> **WRITTEN INSTRUCTION**
Copy the data from the start through the line with "The piston rod 45b is at (347, 170).", replacing "detail plan view" with "close-up plan view" and leaving everything else unchanged. Leave the pictures out.

> **Stored items**
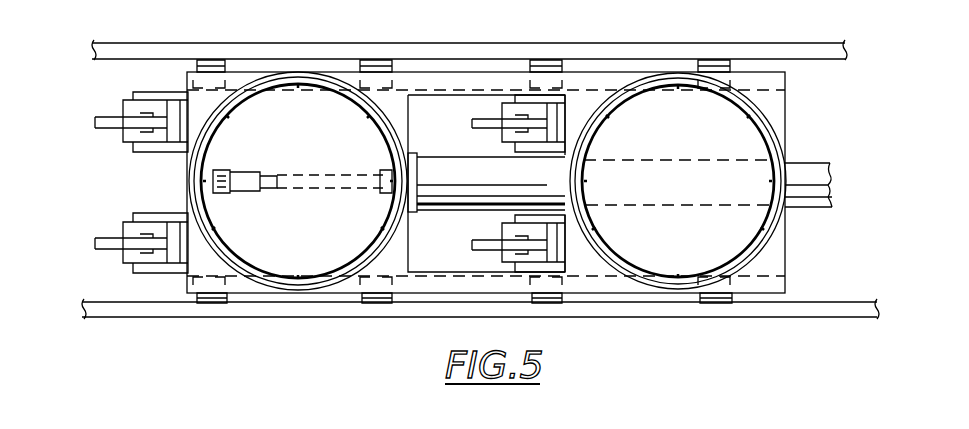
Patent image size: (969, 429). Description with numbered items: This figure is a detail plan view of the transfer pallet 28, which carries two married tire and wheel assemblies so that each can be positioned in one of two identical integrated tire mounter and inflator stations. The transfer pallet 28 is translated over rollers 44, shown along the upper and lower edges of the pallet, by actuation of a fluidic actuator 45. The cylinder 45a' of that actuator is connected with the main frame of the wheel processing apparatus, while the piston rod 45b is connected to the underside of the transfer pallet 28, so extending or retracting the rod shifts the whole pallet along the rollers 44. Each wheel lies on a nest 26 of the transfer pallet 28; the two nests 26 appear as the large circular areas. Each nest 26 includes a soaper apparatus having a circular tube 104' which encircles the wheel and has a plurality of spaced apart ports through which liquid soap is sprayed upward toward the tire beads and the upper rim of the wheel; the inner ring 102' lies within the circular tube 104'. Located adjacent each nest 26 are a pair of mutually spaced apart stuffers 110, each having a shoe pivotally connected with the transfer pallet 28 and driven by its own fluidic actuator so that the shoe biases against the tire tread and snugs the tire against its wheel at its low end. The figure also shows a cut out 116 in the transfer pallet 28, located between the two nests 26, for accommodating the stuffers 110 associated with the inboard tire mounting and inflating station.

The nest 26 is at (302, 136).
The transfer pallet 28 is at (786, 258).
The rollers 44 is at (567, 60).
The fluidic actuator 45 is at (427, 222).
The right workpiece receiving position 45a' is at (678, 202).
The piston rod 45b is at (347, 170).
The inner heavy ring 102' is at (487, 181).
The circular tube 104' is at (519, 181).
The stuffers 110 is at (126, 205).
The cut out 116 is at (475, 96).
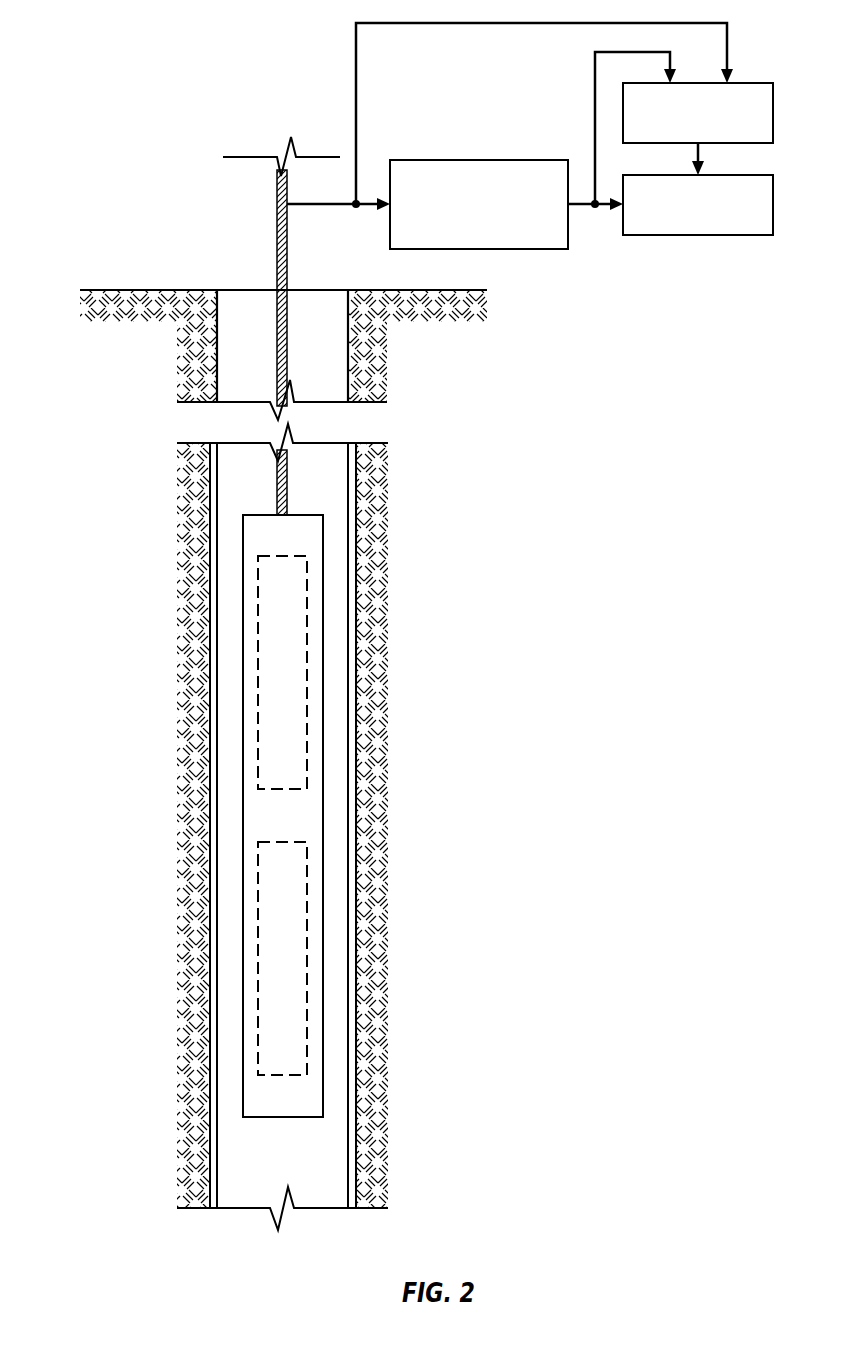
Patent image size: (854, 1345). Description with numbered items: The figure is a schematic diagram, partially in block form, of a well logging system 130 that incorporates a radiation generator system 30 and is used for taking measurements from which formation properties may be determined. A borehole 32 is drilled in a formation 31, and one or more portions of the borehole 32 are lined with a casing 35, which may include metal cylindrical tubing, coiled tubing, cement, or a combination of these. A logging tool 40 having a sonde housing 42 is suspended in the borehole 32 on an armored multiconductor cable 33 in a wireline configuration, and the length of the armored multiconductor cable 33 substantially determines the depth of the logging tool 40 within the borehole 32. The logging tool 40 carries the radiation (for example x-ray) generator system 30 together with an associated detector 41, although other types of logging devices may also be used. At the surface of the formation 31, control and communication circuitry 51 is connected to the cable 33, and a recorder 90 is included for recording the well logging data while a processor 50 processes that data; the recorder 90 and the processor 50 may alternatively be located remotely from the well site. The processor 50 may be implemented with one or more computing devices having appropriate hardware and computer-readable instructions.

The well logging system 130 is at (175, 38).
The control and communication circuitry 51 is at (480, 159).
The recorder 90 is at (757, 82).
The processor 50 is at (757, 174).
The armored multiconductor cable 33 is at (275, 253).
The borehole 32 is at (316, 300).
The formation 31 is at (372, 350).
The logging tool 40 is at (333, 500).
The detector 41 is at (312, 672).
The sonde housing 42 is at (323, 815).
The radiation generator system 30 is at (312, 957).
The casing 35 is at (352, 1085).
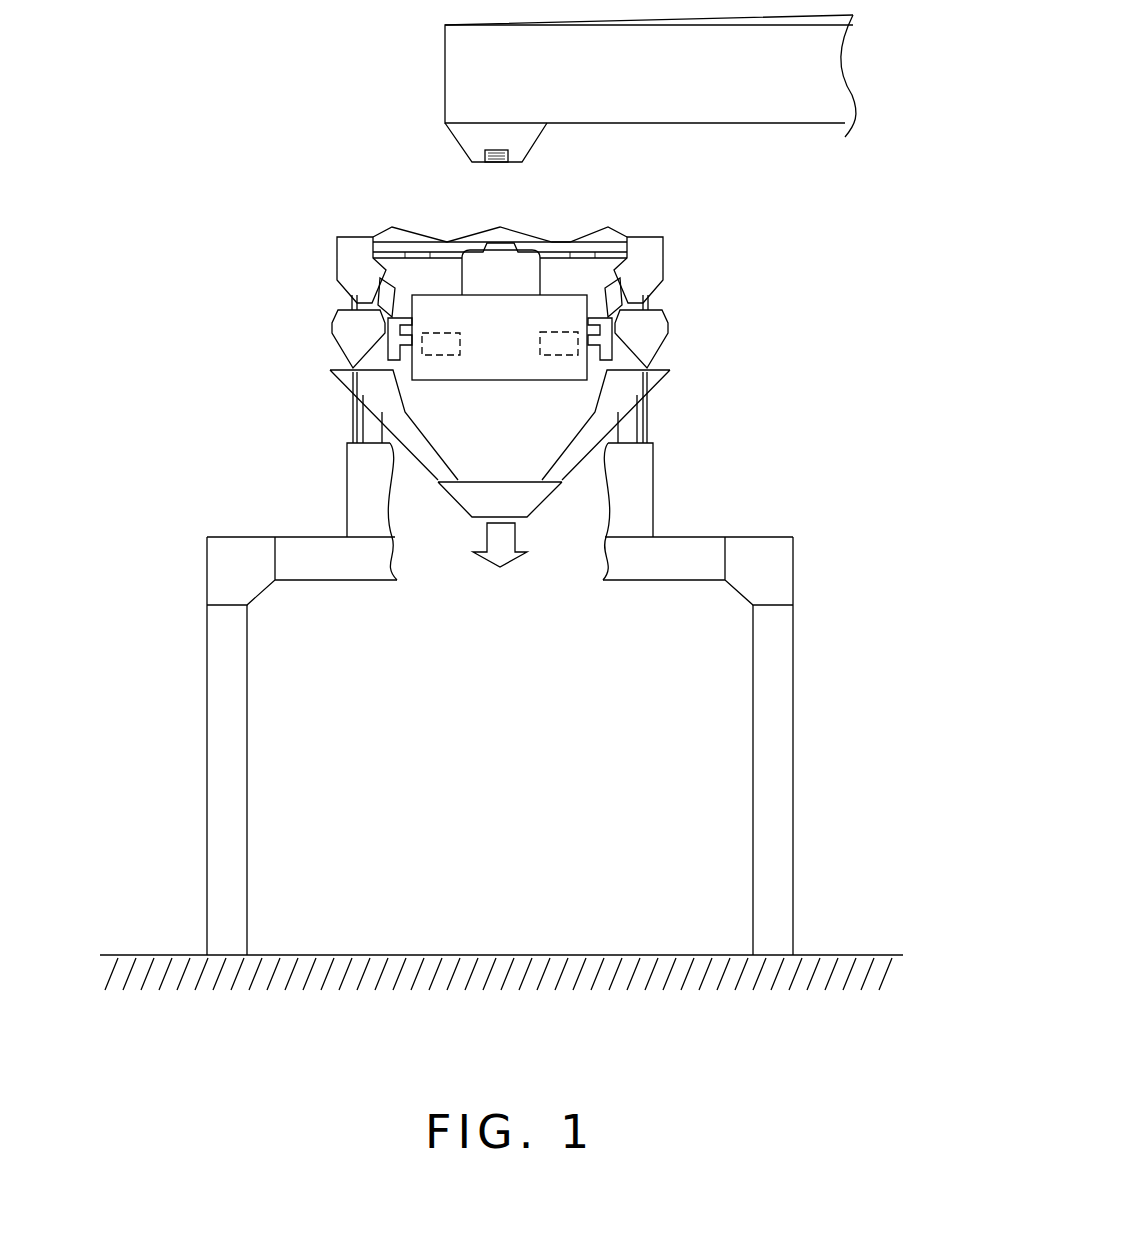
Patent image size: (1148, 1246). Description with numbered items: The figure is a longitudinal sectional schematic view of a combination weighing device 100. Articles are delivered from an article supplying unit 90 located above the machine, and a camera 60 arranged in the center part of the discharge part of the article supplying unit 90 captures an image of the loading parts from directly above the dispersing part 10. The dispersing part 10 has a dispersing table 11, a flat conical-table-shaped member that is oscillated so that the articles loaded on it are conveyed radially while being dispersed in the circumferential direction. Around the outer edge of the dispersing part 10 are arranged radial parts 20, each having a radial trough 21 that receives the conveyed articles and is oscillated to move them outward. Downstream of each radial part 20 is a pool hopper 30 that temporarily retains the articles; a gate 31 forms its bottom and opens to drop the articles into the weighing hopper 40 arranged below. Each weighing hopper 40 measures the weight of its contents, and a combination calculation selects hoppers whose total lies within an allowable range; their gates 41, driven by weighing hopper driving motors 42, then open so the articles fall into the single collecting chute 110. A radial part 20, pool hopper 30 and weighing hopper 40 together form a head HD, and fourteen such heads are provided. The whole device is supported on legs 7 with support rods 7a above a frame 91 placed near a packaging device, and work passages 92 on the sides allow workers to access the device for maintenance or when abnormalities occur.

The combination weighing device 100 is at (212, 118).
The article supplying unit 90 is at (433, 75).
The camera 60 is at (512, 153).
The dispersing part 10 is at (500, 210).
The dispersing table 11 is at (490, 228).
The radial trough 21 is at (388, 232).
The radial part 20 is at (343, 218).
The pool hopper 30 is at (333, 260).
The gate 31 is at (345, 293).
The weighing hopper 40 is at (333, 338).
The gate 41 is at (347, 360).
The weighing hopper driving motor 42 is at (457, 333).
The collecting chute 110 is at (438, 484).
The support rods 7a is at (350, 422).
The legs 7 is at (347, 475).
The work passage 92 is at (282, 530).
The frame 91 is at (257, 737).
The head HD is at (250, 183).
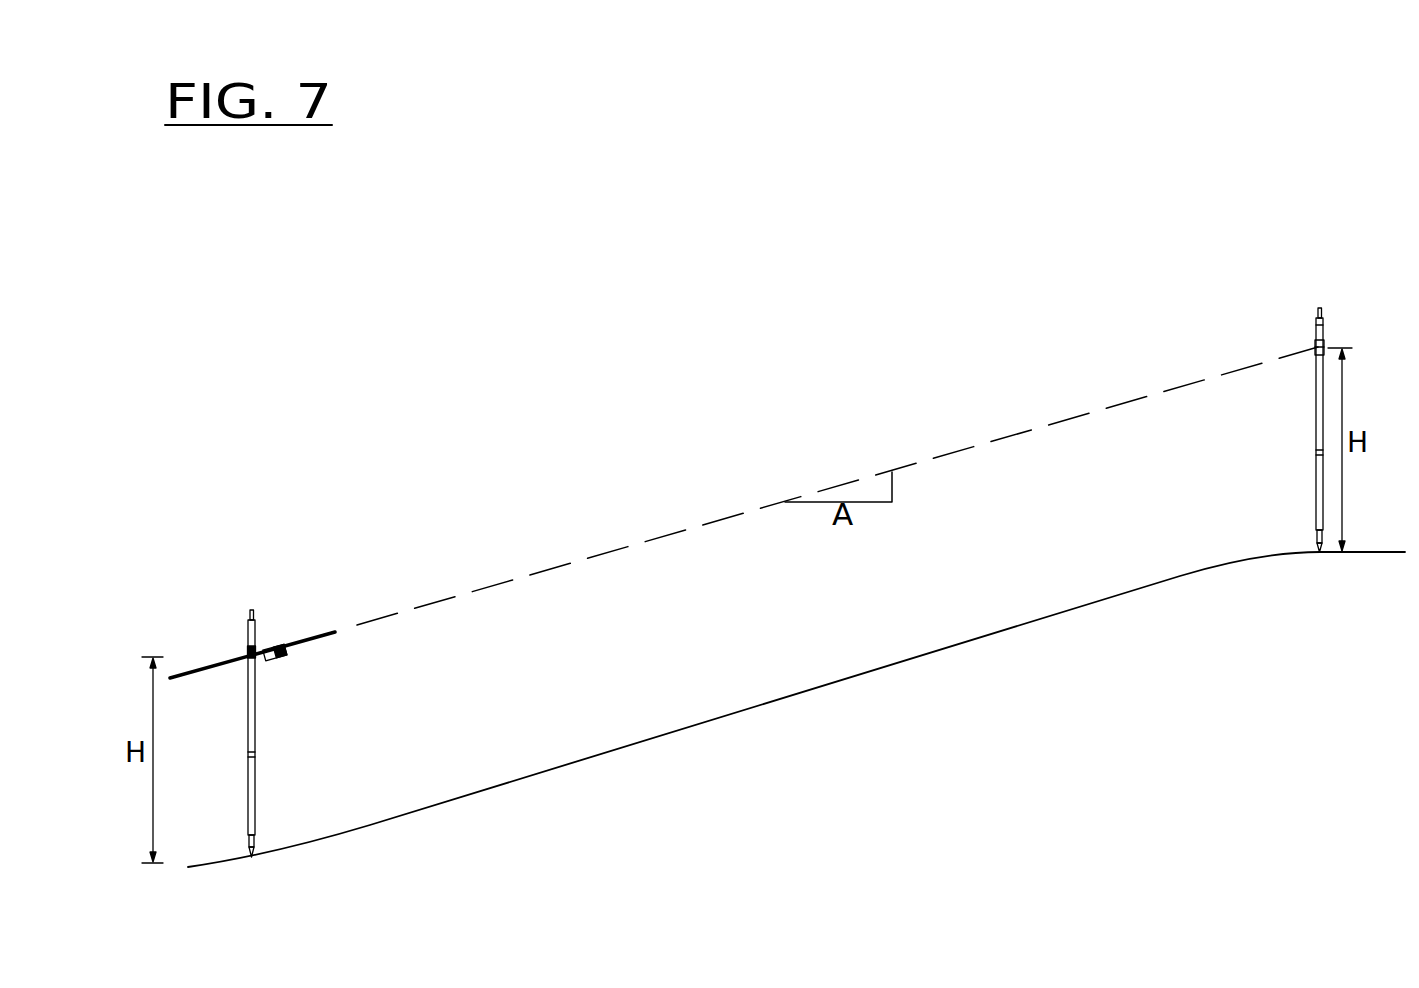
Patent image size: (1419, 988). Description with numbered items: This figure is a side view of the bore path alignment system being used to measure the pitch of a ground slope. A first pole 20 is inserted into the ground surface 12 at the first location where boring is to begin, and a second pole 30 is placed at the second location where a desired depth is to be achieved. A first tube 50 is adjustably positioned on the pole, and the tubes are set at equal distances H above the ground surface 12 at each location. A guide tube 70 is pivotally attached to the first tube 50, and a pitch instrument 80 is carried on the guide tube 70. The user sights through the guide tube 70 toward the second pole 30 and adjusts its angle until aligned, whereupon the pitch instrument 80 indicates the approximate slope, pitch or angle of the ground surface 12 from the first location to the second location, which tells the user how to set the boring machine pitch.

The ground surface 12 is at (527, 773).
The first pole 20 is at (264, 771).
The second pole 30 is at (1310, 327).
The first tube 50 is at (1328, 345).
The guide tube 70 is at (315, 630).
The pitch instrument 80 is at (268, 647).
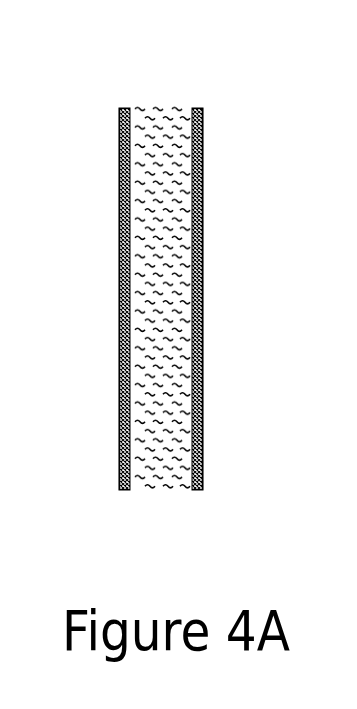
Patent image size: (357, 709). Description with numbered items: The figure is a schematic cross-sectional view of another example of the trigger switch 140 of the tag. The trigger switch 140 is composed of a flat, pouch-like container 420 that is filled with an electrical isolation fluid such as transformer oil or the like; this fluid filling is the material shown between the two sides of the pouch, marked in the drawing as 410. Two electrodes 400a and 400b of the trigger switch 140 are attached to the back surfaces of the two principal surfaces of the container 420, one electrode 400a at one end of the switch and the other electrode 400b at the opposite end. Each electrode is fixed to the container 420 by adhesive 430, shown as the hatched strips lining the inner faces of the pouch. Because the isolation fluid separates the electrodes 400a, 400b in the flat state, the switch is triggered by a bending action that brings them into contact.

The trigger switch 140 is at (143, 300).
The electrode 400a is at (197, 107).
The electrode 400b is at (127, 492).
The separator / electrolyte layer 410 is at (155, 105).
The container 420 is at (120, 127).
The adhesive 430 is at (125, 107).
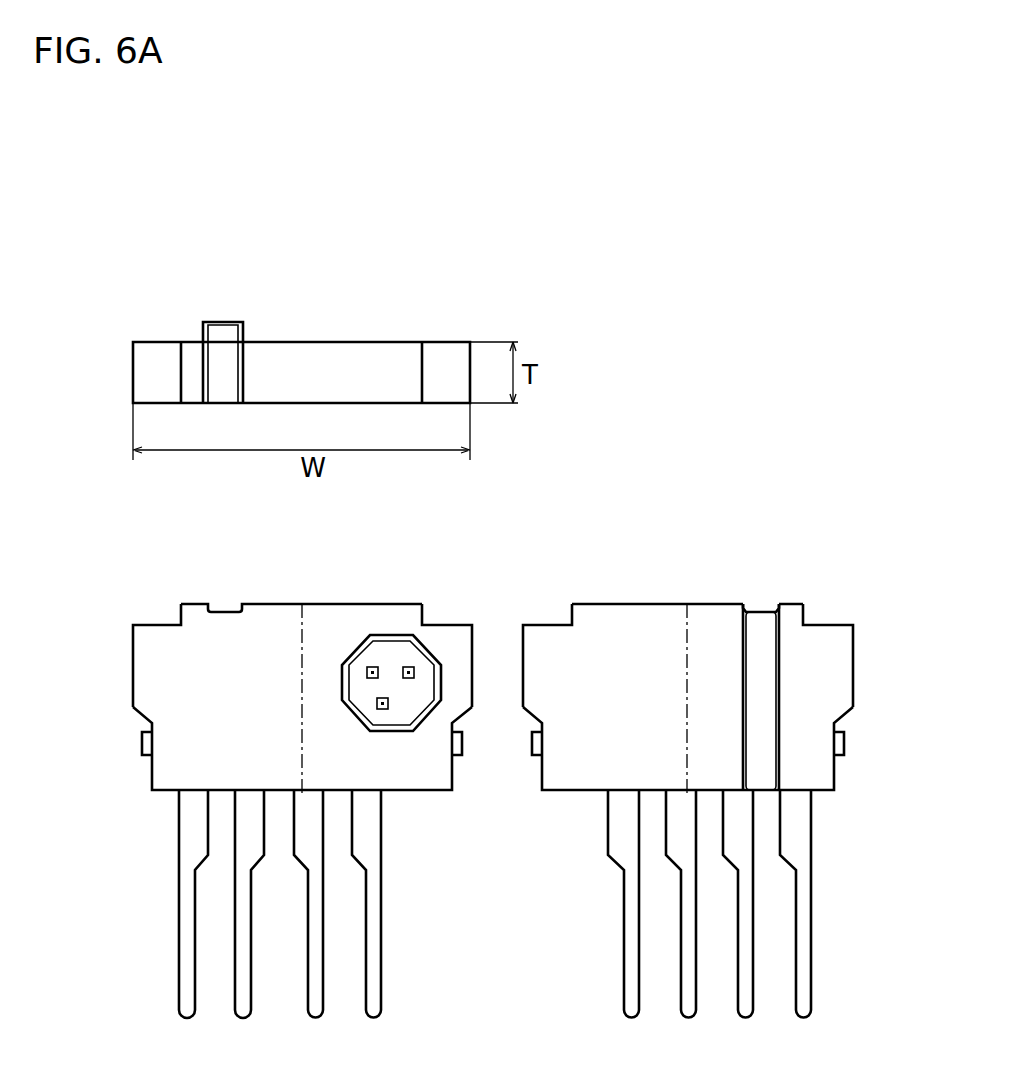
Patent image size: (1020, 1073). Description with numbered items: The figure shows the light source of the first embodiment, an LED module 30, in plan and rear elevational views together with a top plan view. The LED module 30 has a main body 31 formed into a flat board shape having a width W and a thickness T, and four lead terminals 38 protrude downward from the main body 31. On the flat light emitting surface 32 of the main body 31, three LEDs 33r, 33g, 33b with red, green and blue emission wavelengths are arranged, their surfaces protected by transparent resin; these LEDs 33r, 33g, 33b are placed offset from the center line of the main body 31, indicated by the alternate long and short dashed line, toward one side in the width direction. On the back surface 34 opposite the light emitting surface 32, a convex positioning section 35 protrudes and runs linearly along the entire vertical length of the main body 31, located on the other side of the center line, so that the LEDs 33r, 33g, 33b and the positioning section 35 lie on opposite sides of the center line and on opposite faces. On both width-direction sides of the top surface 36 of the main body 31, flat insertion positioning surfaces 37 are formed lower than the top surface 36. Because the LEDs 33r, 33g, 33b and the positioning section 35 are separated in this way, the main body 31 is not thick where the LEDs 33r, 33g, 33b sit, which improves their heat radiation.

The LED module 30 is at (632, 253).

> **OUTPUT FOR THIS EXERCISE**
Patent image size: (969, 429). Description with numbered items: This figure is a close-up plan view of the transfer pallet 28, which carries two married tire and wheel assemblies so that each can be positioned in one of two identical integrated tire mounter and inflator stations. The transfer pallet 28 is translated over rollers 44, shown along the upper and lower edges of the pallet, by actuation of a fluidic actuator 45. The cylinder 45a' of that actuator is connected with the main frame of the wheel processing apparatus, while the piston rod 45b is connected to the underside of the transfer pallet 28, so extending or retracting the rod shifts the whole pallet along the rollers 44. Each wheel lies on a nest 26 of the transfer pallet 28; the two nests 26 appear as the large circular areas. Each nest 26 includes a soaper apparatus having a circular tube 104' which encircles the wheel and has a plurality of spaced apart ports through which liquid soap is sprayed upward toward the tire beads and the upper rim of the wheel; the inner ring 102' lies within the circular tube 104'. Located adjacent each nest 26 are a pair of mutually spaced apart stuffers 110, each having a shoe pivotally connected with the transfer pallet 28 and driven by its own fluidic actuator so that the shoe biases against the tire tread and snugs the tire against its wheel at its low end. The figure also shows a cut out 116 in the transfer pallet 28, located between the two nests 26, for accommodating the stuffers 110 associated with the inboard tire mounting and inflating station.

The nest 26 is at (302, 136).
The transfer pallet 28 is at (786, 258).
The rollers 44 is at (567, 60).
The fluidic actuator 45 is at (427, 222).
The right workpiece receiving position 45a' is at (678, 202).
The piston rod 45b is at (347, 170).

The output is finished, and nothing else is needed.